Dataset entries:
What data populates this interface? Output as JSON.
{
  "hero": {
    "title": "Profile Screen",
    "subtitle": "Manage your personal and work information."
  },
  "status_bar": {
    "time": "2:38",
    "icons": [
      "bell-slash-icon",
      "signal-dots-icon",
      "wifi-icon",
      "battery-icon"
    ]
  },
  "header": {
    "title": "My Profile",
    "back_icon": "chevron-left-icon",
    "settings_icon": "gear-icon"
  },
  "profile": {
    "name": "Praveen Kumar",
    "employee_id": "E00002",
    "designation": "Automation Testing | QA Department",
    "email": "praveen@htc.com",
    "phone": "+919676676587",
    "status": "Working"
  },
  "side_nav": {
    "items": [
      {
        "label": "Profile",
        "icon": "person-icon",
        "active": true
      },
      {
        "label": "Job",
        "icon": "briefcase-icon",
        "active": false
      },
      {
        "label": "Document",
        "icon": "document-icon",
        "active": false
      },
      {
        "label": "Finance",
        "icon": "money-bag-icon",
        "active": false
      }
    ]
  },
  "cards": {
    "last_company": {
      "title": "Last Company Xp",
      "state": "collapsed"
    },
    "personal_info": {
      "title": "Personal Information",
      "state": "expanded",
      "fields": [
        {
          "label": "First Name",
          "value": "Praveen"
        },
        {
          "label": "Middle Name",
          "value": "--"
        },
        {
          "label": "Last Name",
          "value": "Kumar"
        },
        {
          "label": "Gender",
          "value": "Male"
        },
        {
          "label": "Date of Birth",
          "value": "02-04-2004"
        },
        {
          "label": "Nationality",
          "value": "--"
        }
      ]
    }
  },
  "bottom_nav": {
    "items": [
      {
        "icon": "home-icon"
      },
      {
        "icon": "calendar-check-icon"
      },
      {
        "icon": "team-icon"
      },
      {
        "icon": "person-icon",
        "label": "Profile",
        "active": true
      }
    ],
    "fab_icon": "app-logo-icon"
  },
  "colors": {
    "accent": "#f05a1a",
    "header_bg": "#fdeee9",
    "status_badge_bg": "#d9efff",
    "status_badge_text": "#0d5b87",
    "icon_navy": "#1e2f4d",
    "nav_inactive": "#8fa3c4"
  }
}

* * *

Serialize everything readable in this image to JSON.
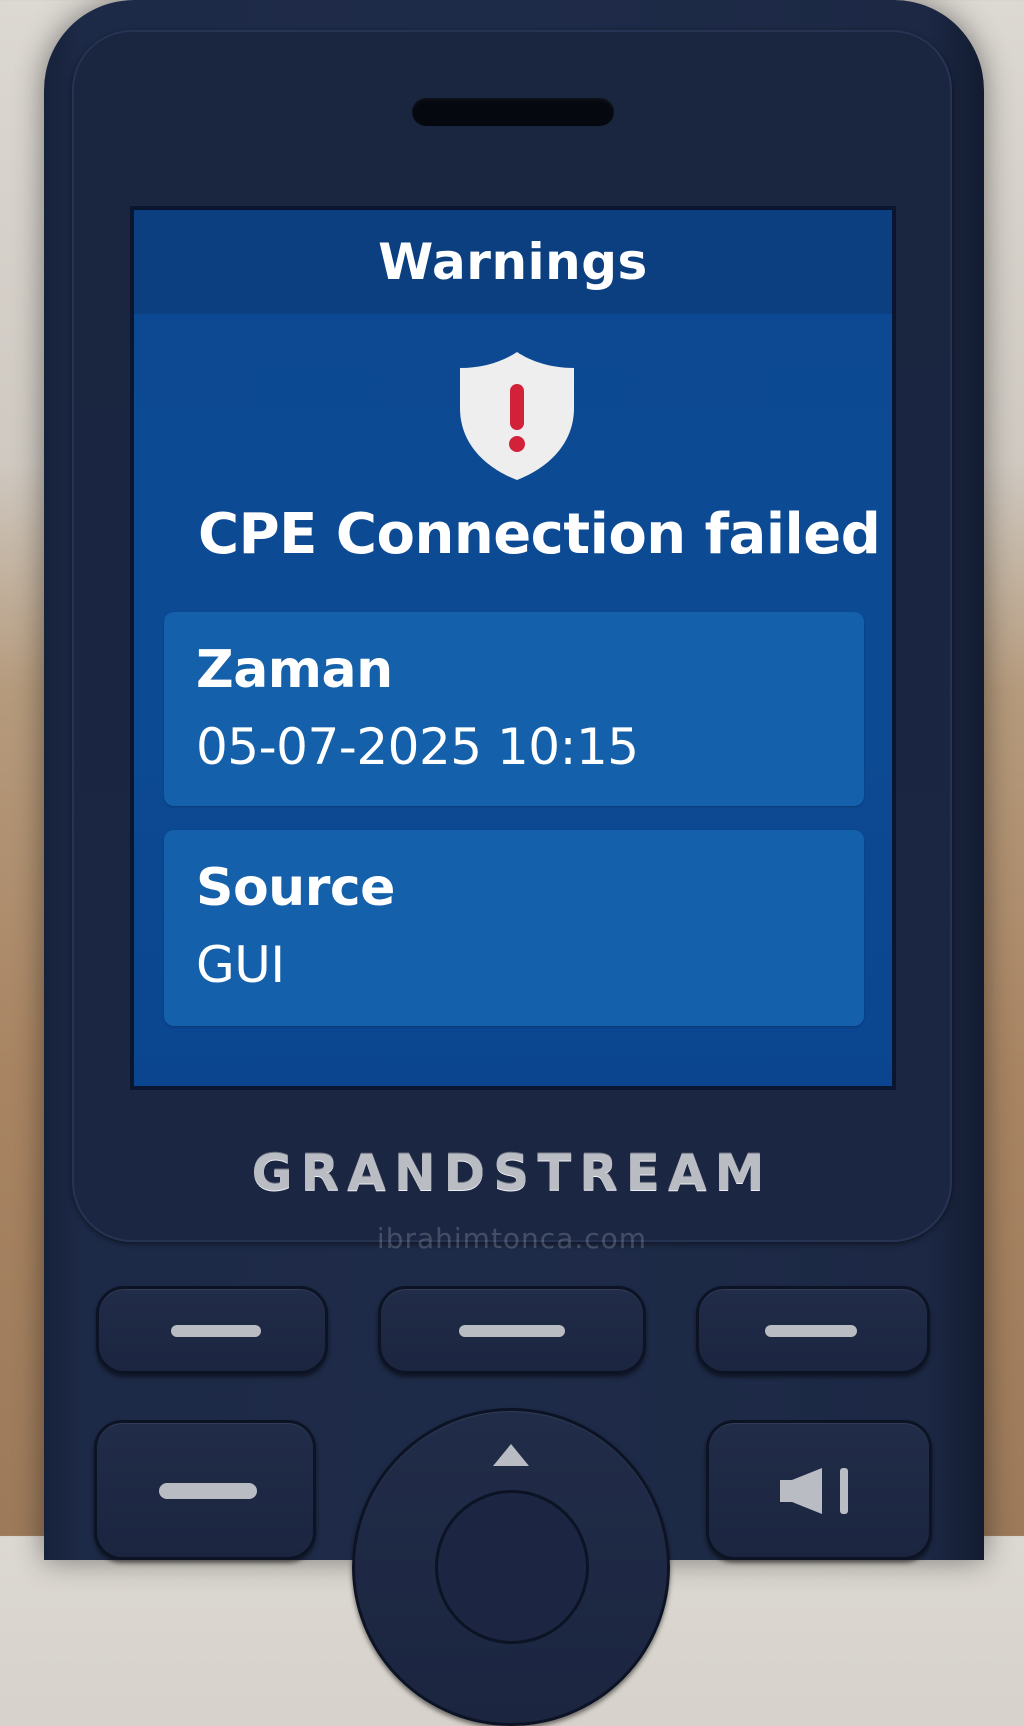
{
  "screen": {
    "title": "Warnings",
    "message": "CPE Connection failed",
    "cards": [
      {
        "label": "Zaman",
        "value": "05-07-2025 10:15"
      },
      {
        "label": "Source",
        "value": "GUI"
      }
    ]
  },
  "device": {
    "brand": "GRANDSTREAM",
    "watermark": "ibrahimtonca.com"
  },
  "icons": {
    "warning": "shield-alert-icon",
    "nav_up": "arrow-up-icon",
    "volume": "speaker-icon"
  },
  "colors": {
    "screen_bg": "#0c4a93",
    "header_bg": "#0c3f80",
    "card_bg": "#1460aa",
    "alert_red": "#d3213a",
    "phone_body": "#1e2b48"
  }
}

# STATED TASK
Report the number of lines that contain "JSON", with no other words.

# PROBLEM SOLUTION
2